> **Problem requirements**
Reproduce the listing exactly and skip over any pictures.

> **Supplied entries**
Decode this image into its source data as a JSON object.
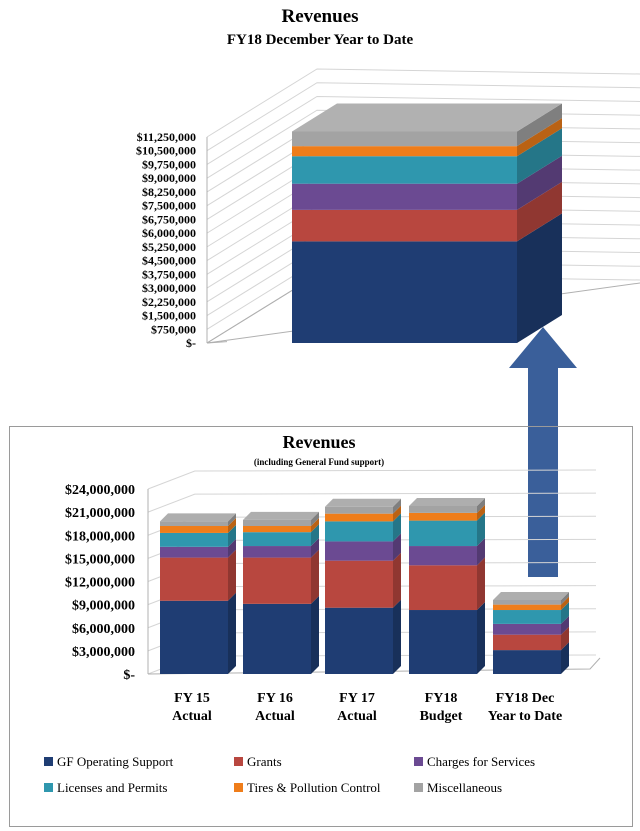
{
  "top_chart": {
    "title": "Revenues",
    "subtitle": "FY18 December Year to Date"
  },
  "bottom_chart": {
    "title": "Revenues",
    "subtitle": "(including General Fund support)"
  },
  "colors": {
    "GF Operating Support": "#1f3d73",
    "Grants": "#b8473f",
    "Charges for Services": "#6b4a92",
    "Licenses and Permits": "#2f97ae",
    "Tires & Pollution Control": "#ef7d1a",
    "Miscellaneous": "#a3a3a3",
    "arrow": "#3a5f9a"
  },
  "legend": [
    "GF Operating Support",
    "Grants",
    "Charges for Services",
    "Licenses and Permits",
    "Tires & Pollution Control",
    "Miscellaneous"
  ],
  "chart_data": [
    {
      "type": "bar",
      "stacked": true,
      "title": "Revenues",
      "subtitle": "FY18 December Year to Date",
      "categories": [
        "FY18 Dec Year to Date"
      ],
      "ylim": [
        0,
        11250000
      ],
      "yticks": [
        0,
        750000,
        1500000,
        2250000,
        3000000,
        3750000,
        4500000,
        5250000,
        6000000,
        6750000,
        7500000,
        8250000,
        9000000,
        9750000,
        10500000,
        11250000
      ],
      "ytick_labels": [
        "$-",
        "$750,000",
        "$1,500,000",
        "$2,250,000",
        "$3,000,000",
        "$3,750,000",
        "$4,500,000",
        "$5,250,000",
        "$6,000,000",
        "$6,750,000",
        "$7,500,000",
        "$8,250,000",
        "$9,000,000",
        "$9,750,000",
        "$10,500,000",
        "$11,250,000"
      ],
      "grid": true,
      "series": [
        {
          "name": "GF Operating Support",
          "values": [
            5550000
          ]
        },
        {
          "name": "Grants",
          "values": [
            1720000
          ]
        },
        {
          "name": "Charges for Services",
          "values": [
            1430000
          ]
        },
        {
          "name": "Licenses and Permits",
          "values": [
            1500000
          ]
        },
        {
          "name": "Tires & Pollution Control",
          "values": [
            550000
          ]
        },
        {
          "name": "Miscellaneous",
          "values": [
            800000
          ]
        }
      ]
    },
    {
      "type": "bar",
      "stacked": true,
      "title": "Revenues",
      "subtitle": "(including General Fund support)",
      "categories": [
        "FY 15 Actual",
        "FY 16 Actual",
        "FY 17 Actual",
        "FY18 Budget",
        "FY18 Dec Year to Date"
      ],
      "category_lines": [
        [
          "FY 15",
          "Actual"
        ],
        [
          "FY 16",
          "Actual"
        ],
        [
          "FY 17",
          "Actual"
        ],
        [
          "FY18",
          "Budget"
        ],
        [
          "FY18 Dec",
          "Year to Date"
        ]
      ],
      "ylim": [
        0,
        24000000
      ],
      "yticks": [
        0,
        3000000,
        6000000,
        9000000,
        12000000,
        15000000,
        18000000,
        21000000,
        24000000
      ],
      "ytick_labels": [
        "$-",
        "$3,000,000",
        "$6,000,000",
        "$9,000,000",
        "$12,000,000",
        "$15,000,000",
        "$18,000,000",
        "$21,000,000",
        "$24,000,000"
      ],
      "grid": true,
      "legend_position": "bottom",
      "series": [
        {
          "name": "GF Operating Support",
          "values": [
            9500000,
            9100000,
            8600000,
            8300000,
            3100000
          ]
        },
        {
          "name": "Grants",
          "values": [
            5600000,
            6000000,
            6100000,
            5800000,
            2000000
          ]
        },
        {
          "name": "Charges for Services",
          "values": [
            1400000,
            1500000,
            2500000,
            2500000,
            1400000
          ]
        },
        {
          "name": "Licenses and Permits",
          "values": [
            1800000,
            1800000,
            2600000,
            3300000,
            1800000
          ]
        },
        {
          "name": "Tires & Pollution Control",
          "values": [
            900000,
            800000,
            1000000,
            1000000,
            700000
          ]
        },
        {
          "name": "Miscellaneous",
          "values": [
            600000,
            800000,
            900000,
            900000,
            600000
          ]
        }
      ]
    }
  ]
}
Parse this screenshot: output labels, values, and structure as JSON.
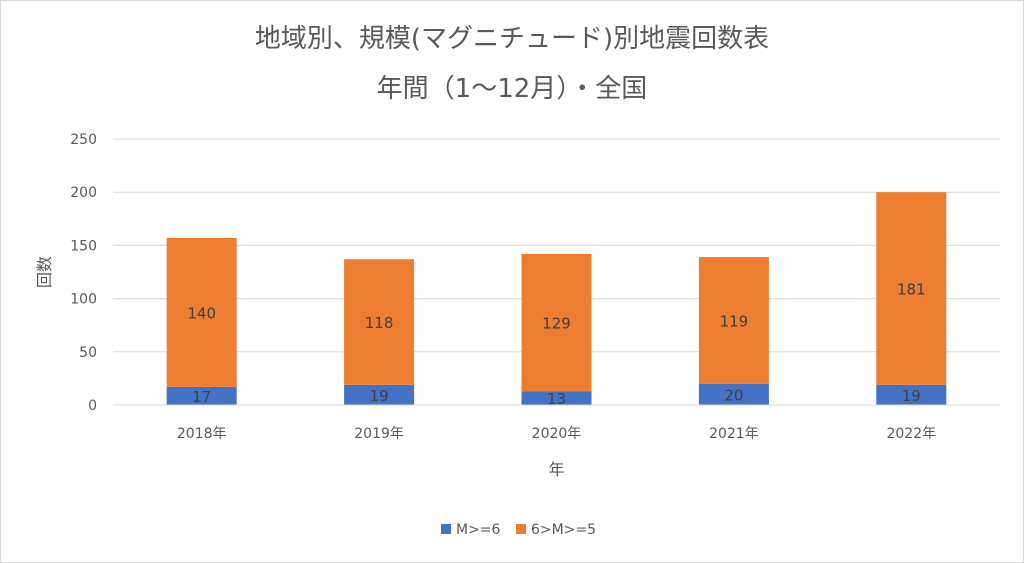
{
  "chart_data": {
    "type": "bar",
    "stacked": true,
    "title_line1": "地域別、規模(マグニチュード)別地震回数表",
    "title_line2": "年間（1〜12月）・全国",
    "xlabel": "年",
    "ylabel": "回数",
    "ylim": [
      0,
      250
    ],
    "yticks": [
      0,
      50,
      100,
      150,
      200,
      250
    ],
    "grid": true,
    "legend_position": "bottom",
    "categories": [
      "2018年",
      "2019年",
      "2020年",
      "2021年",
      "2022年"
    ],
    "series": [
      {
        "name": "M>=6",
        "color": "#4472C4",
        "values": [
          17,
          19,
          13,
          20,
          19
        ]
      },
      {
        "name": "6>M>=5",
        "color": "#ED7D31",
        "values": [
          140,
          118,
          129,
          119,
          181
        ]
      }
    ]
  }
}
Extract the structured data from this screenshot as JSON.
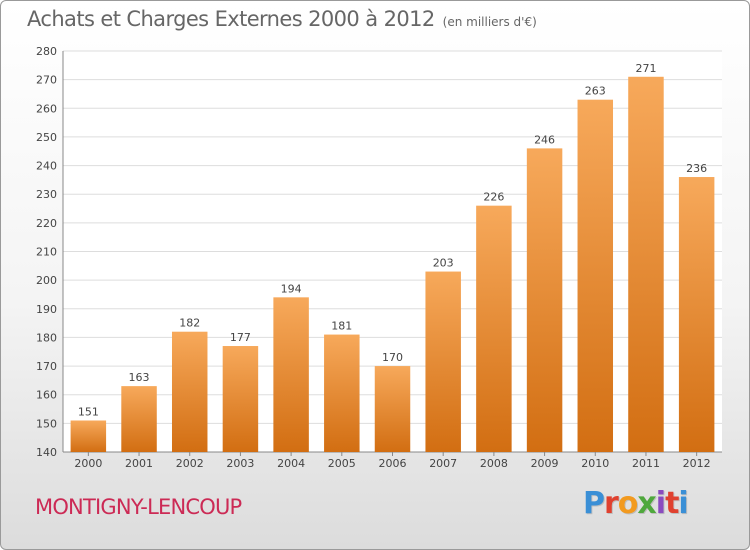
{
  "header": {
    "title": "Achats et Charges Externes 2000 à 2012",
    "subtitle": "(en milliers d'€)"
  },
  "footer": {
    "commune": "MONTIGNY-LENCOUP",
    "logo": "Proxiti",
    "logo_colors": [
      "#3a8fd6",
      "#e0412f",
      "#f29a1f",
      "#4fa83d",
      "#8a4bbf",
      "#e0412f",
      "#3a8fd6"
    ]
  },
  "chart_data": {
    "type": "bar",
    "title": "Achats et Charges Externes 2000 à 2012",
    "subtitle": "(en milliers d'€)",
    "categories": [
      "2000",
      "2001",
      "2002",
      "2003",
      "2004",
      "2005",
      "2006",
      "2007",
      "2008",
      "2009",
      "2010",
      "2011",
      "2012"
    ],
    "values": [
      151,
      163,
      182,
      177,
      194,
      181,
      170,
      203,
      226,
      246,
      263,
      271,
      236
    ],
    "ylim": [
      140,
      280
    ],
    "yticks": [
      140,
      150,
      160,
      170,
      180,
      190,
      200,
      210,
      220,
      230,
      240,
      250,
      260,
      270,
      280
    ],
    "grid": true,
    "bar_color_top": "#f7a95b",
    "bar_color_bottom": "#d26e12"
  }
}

> **Solution for this exercise**
Decode this image into its source data as a JSON object.
{
  "top_chart": {
    "title": "Revenues",
    "subtitle": "FY18 December Year to Date"
  },
  "bottom_chart": {
    "title": "Revenues",
    "subtitle": "(including General Fund support)"
  },
  "colors": {
    "GF Operating Support": "#1f3d73",
    "Grants": "#b8473f",
    "Charges for Services": "#6b4a92",
    "Licenses and Permits": "#2f97ae",
    "Tires & Pollution Control": "#ef7d1a",
    "Miscellaneous": "#a3a3a3",
    "arrow": "#3a5f9a"
  },
  "legend": [
    "GF Operating Support",
    "Grants",
    "Charges for Services",
    "Licenses and Permits",
    "Tires & Pollution Control",
    "Miscellaneous"
  ],
  "chart_data": [
    {
      "type": "bar",
      "stacked": true,
      "title": "Revenues",
      "subtitle": "FY18 December Year to Date",
      "categories": [
        "FY18 Dec Year to Date"
      ],
      "ylim": [
        0,
        11250000
      ],
      "yticks": [
        0,
        750000,
        1500000,
        2250000,
        3000000,
        3750000,
        4500000,
        5250000,
        6000000,
        6750000,
        7500000,
        8250000,
        9000000,
        9750000,
        10500000,
        11250000
      ],
      "ytick_labels": [
        "$-",
        "$750,000",
        "$1,500,000",
        "$2,250,000",
        "$3,000,000",
        "$3,750,000",
        "$4,500,000",
        "$5,250,000",
        "$6,000,000",
        "$6,750,000",
        "$7,500,000",
        "$8,250,000",
        "$9,000,000",
        "$9,750,000",
        "$10,500,000",
        "$11,250,000"
      ],
      "grid": true,
      "series": [
        {
          "name": "GF Operating Support",
          "values": [
            5550000
          ]
        },
        {
          "name": "Grants",
          "values": [
            1720000
          ]
        },
        {
          "name": "Charges for Services",
          "values": [
            1430000
          ]
        },
        {
          "name": "Licenses and Permits",
          "values": [
            1500000
          ]
        },
        {
          "name": "Tires & Pollution Control",
          "values": [
            550000
          ]
        },
        {
          "name": "Miscellaneous",
          "values": [
            800000
          ]
        }
      ]
    },
    {
      "type": "bar",
      "stacked": true,
      "title": "Revenues",
      "subtitle": "(including General Fund support)",
      "categories": [
        "FY 15 Actual",
        "FY 16 Actual",
        "FY 17 Actual",
        "FY18 Budget",
        "FY18 Dec Year to Date"
      ],
      "category_lines": [
        [
          "FY 15",
          "Actual"
        ],
        [
          "FY 16",
          "Actual"
        ],
        [
          "FY 17",
          "Actual"
        ],
        [
          "FY18",
          "Budget"
        ],
        [
          "FY18 Dec",
          "Year to Date"
        ]
      ],
      "ylim": [
        0,
        24000000
      ],
      "yticks": [
        0,
        3000000,
        6000000,
        9000000,
        12000000,
        15000000,
        18000000,
        21000000,
        24000000
      ],
      "ytick_labels": [
        "$-",
        "$3,000,000",
        "$6,000,000",
        "$9,000,000",
        "$12,000,000",
        "$15,000,000",
        "$18,000,000",
        "$21,000,000",
        "$24,000,000"
      ],
      "grid": true,
      "legend_position": "bottom",
      "series": [
        {
          "name": "GF Operating Support",
          "values": [
            9500000,
            9100000,
            8600000,
            8300000,
            3100000
          ]
        },
        {
          "name": "Grants",
          "values": [
            5600000,
            6000000,
            6100000,
            5800000,
            2000000
          ]
        },
        {
          "name": "Charges for Services",
          "values": [
            1400000,
            1500000,
            2500000,
            2500000,
            1400000
          ]
        },
        {
          "name": "Licenses and Permits",
          "values": [
            1800000,
            1800000,
            2600000,
            3300000,
            1800000
          ]
        },
        {
          "name": "Tires & Pollution Control",
          "values": [
            900000,
            800000,
            1000000,
            1000000,
            700000
          ]
        },
        {
          "name": "Miscellaneous",
          "values": [
            600000,
            800000,
            900000,
            900000,
            600000
          ]
        }
      ]
    }
  ]
}
Parse this screenshot: output labels, values, and structure as JSON.
{
  "chart_data": {
    "type": "bar",
    "stacked": true,
    "title_line1": "地域別、規模(マグニチュード)別地震回数表",
    "title_line2": "年間（1〜12月）・全国",
    "xlabel": "年",
    "ylabel": "回数",
    "ylim": [
      0,
      250
    ],
    "yticks": [
      0,
      50,
      100,
      150,
      200,
      250
    ],
    "grid": true,
    "legend_position": "bottom",
    "categories": [
      "2018年",
      "2019年",
      "2020年",
      "2021年",
      "2022年"
    ],
    "series": [
      {
        "name": "M>=6",
        "color": "#4472C4",
        "values": [
          17,
          19,
          13,
          20,
          19
        ]
      },
      {
        "name": "6>M>=5",
        "color": "#ED7D31",
        "values": [
          140,
          118,
          129,
          119,
          181
        ]
      }
    ]
  }
}
Extract the structured data from this screenshot as JSON.
{
  "header": {
    "title": "Achats et Charges Externes 2000 à 2012",
    "subtitle": "(en milliers d'€)"
  },
  "footer": {
    "commune": "MONTIGNY-LENCOUP",
    "logo": "Proxiti",
    "logo_colors": [
      "#3a8fd6",
      "#e0412f",
      "#f29a1f",
      "#4fa83d",
      "#8a4bbf",
      "#e0412f",
      "#3a8fd6"
    ]
  },
  "chart_data": {
    "type": "bar",
    "title": "Achats et Charges Externes 2000 à 2012",
    "subtitle": "(en milliers d'€)",
    "categories": [
      "2000",
      "2001",
      "2002",
      "2003",
      "2004",
      "2005",
      "2006",
      "2007",
      "2008",
      "2009",
      "2010",
      "2011",
      "2012"
    ],
    "values": [
      151,
      163,
      182,
      177,
      194,
      181,
      170,
      203,
      226,
      246,
      263,
      271,
      236
    ],
    "ylim": [
      140,
      280
    ],
    "yticks": [
      140,
      150,
      160,
      170,
      180,
      190,
      200,
      210,
      220,
      230,
      240,
      250,
      260,
      270,
      280
    ],
    "grid": true,
    "bar_color_top": "#f7a95b",
    "bar_color_bottom": "#d26e12"
  }
}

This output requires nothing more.